(Saved entries)
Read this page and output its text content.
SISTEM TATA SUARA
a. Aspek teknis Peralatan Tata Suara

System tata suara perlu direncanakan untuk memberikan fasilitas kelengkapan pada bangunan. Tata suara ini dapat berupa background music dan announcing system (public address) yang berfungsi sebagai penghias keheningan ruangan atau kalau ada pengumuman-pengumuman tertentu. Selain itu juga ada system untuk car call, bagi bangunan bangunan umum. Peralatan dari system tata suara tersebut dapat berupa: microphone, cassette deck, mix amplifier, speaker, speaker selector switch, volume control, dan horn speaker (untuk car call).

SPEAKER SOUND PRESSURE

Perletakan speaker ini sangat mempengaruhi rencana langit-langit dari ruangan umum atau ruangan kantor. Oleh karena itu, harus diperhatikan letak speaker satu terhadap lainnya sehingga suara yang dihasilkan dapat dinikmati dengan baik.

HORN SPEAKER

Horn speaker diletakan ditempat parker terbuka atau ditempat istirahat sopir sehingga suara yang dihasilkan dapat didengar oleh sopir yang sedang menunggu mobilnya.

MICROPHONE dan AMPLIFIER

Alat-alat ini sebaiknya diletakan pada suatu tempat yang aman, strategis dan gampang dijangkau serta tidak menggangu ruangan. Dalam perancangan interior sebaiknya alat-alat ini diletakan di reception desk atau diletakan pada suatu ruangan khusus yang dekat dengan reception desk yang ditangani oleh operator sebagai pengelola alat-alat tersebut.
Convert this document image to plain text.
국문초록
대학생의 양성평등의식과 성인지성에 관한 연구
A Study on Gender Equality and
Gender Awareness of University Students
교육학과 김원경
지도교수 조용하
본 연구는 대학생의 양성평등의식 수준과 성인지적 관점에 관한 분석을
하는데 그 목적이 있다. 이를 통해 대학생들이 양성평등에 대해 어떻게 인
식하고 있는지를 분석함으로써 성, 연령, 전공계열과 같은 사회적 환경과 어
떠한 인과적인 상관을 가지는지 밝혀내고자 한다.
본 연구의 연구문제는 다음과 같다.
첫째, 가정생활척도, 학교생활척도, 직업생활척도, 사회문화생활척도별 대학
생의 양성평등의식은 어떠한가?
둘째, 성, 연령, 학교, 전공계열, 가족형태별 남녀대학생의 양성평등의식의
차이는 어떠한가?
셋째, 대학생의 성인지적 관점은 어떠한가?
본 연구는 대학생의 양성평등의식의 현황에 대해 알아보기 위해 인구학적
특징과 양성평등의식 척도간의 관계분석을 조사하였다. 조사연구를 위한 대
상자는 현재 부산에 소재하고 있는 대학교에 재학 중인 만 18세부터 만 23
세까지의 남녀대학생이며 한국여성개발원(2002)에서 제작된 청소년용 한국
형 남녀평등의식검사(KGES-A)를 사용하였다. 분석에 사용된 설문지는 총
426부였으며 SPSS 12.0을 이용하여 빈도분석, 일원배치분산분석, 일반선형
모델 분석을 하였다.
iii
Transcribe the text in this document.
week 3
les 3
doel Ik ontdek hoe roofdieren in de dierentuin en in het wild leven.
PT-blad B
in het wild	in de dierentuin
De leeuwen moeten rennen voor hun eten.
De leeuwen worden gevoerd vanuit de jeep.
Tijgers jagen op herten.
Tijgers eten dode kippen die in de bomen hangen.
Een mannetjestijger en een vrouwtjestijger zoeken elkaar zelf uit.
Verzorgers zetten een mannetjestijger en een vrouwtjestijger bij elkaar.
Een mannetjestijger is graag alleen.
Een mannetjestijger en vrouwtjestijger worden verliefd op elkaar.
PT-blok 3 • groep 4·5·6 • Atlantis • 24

PROBLEM DETAILS: Your answer should be a single number: the count of lines in the data that include the word "mannetjestijger".

EXERCISE RESPONSE: 4